__The exercise__
Quote only the lines from the one containing "Give me the" through the final line, both included, and omit the pictures.

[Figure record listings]
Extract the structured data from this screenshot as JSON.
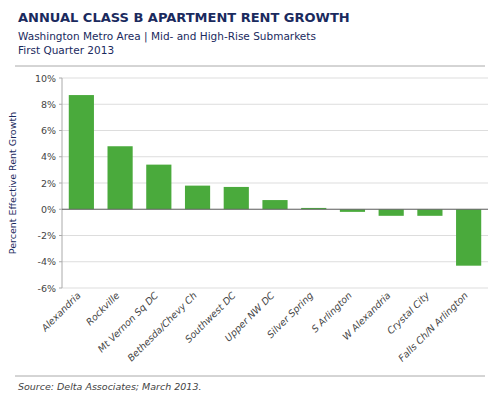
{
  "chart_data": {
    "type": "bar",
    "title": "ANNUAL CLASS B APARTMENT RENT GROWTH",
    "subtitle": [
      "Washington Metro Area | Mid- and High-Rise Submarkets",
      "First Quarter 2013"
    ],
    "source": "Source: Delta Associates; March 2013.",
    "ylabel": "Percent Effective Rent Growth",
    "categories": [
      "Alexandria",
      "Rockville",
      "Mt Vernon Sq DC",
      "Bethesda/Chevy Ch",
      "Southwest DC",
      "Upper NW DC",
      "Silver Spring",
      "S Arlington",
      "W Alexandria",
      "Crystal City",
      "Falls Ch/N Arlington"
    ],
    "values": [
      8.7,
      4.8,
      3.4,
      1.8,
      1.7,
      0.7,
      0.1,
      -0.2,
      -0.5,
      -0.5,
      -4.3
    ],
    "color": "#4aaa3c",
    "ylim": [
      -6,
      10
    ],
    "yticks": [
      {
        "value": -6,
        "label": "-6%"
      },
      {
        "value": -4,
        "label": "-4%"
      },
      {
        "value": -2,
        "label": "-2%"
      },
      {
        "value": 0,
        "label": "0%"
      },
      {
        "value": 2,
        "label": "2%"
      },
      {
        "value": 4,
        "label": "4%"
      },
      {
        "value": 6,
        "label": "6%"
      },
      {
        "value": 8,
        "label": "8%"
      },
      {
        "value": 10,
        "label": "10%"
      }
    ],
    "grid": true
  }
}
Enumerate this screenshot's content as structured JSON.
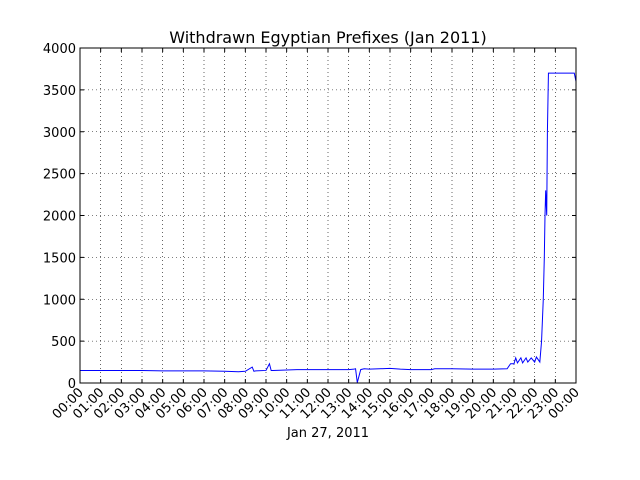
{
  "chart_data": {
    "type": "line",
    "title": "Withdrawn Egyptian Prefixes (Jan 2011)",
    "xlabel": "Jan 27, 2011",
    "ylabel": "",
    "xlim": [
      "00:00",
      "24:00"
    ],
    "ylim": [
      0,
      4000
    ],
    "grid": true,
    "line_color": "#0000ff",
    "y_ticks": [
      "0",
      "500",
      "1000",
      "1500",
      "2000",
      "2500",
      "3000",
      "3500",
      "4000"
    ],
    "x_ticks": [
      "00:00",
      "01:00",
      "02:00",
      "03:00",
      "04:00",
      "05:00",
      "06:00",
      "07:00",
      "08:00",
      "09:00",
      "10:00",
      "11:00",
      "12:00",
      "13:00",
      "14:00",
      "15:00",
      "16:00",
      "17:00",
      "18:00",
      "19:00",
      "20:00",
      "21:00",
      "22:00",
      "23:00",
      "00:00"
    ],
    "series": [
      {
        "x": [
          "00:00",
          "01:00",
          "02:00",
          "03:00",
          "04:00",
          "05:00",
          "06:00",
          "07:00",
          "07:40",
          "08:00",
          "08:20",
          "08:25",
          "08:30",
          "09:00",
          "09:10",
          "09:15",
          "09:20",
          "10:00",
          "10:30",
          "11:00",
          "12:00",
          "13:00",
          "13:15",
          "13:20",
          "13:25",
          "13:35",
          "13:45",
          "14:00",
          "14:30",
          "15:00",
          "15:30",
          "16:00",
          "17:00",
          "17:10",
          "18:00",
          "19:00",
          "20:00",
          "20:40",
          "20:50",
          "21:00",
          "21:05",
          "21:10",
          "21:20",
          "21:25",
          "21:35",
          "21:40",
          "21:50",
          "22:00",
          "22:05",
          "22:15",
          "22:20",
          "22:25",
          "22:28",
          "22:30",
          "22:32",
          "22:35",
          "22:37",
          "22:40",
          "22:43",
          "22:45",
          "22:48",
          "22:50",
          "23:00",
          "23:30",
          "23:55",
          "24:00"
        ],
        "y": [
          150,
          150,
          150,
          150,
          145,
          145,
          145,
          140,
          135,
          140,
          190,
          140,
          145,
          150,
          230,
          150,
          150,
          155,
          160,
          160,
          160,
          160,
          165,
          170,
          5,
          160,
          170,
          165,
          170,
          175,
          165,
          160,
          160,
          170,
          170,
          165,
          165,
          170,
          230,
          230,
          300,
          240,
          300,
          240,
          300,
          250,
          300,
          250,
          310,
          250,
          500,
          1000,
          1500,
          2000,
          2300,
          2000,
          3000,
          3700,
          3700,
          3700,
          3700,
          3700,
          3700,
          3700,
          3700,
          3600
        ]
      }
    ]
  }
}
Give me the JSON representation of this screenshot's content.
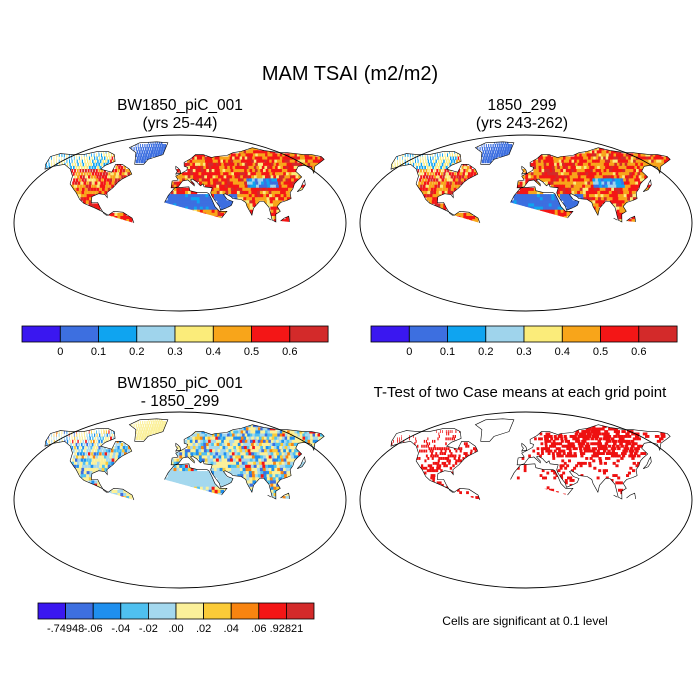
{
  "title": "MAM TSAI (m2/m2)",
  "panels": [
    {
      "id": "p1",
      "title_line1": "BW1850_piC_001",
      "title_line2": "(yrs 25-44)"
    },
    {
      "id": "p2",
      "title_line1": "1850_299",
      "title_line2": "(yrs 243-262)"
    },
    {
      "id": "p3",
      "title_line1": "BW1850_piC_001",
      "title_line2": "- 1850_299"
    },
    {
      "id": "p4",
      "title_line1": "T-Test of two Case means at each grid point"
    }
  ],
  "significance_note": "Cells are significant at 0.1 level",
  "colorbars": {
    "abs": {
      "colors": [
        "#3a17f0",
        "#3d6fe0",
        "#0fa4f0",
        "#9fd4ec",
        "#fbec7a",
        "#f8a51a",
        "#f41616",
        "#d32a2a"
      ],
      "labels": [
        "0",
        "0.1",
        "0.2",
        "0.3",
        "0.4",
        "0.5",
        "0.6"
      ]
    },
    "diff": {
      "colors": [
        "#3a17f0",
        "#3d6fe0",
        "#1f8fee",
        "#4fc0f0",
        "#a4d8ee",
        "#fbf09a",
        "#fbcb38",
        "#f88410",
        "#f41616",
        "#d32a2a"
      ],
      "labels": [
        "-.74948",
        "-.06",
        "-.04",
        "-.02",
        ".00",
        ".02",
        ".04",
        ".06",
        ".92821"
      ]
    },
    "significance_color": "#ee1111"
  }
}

__Solved exercise__
Give me the JSON representation of this screenshot's content.
{
  "title": "MAM TSAI (m2/m2)",
  "panels": [
    {
      "id": "p1",
      "title_line1": "BW1850_piC_001",
      "title_line2": "(yrs 25-44)"
    },
    {
      "id": "p2",
      "title_line1": "1850_299",
      "title_line2": "(yrs 243-262)"
    },
    {
      "id": "p3",
      "title_line1": "BW1850_piC_001",
      "title_line2": "- 1850_299"
    },
    {
      "id": "p4",
      "title_line1": "T-Test of two Case means at each grid point"
    }
  ],
  "significance_note": "Cells are significant at 0.1 level",
  "colorbars": {
    "abs": {
      "colors": [
        "#3a17f0",
        "#3d6fe0",
        "#0fa4f0",
        "#9fd4ec",
        "#fbec7a",
        "#f8a51a",
        "#f41616",
        "#d32a2a"
      ],
      "labels": [
        "0",
        "0.1",
        "0.2",
        "0.3",
        "0.4",
        "0.5",
        "0.6"
      ]
    },
    "diff": {
      "colors": [
        "#3a17f0",
        "#3d6fe0",
        "#1f8fee",
        "#4fc0f0",
        "#a4d8ee",
        "#fbf09a",
        "#fbcb38",
        "#f88410",
        "#f41616",
        "#d32a2a"
      ],
      "labels": [
        "-.74948",
        "-.06",
        "-.04",
        "-.02",
        ".00",
        ".02",
        ".04",
        ".06",
        ".92821"
      ]
    },
    "significance_color": "#ee1111"
  }
}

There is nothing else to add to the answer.